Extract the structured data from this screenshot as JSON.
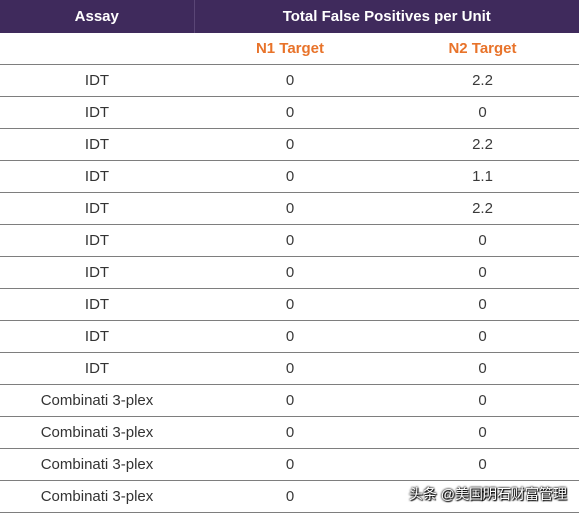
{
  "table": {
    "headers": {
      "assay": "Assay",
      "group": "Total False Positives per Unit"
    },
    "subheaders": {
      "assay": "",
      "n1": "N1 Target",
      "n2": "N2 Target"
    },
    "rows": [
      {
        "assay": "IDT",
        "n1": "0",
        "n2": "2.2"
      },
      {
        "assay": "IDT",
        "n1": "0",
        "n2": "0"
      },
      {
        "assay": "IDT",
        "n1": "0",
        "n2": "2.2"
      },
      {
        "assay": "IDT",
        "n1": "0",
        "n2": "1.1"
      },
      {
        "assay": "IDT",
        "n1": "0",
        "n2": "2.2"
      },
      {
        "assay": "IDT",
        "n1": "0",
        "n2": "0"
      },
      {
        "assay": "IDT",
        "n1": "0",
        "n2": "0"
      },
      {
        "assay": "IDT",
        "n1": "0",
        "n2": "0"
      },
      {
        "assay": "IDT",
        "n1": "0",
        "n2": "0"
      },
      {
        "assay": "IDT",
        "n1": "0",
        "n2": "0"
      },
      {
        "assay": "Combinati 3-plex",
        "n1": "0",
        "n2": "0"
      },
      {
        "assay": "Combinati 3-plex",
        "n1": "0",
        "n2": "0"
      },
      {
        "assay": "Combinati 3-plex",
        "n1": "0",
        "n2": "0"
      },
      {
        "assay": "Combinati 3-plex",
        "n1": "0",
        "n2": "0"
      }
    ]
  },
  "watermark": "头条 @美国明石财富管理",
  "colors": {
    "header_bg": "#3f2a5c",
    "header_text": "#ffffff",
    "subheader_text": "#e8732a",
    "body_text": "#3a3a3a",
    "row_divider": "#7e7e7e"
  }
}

#####

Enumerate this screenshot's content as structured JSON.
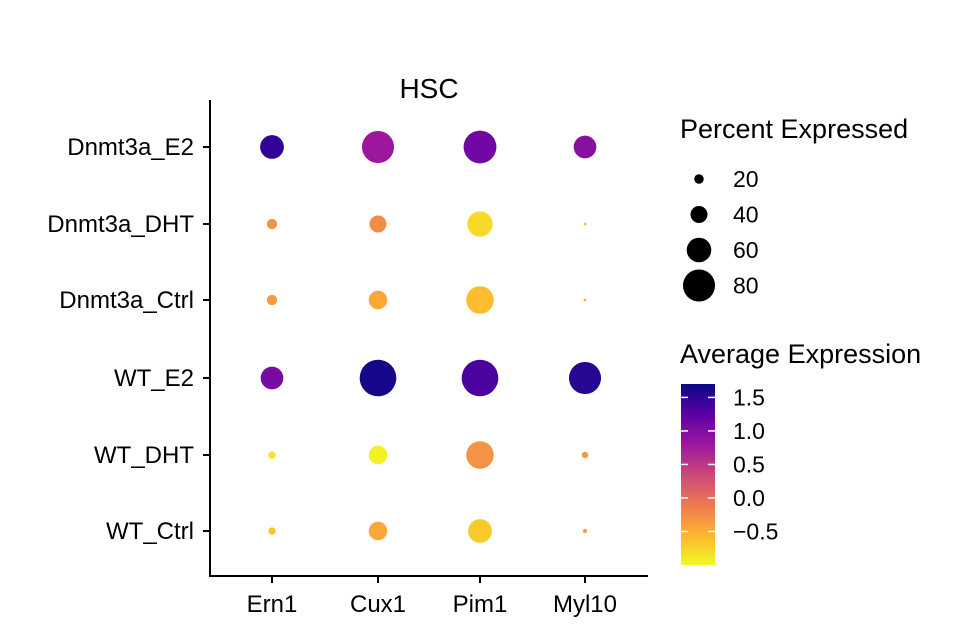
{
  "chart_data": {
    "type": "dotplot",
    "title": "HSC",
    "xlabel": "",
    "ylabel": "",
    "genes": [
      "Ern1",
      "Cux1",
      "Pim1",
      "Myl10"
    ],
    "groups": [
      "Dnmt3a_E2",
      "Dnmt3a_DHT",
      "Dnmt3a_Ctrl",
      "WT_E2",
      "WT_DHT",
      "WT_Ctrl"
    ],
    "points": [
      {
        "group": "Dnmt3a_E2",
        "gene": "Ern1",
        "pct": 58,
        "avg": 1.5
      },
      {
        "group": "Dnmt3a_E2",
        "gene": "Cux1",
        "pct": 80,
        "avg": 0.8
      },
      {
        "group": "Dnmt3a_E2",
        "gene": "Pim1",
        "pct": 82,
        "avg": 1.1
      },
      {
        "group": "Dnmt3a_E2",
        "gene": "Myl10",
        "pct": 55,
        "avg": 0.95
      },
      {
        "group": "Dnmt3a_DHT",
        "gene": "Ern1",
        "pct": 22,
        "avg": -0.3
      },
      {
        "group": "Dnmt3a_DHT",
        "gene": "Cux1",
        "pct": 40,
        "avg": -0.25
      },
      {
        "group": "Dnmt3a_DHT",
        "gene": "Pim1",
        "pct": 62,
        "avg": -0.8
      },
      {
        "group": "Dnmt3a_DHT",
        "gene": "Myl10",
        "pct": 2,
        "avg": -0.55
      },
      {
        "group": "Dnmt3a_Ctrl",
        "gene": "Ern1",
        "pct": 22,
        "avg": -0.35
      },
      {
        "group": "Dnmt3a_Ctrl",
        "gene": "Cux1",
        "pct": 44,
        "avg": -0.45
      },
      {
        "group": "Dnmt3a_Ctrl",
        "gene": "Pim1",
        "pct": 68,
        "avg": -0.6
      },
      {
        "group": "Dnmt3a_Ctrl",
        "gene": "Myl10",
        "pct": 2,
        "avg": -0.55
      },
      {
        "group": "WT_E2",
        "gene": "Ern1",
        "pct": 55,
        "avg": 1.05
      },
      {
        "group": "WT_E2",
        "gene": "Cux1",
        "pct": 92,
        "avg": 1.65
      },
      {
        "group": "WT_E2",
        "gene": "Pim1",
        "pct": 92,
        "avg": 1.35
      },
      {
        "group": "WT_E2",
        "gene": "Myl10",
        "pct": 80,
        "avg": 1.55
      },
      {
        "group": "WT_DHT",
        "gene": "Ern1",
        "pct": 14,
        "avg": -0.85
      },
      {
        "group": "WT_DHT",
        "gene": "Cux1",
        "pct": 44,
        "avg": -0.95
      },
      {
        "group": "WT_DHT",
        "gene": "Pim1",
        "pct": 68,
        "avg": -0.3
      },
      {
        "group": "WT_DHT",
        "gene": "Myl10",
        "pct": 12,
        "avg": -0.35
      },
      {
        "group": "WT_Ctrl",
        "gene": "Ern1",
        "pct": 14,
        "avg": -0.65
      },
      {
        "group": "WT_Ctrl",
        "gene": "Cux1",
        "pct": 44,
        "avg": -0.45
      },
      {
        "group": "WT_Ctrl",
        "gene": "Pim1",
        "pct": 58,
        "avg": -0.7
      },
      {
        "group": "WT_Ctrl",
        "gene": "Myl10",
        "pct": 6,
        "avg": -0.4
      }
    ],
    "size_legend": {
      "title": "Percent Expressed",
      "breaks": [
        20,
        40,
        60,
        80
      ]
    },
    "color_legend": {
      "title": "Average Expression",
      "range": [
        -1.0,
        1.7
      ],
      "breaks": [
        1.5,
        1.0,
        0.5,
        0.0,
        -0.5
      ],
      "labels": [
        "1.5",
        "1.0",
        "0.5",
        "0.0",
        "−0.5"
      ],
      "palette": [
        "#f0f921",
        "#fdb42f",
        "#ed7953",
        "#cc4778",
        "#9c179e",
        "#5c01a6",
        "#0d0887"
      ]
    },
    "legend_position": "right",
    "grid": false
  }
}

#####

▶ _WORK ITEM_
Count how many lines above contain the word "title". Reply with the number alone.

▶ _WRITTEN RESPONSE_
3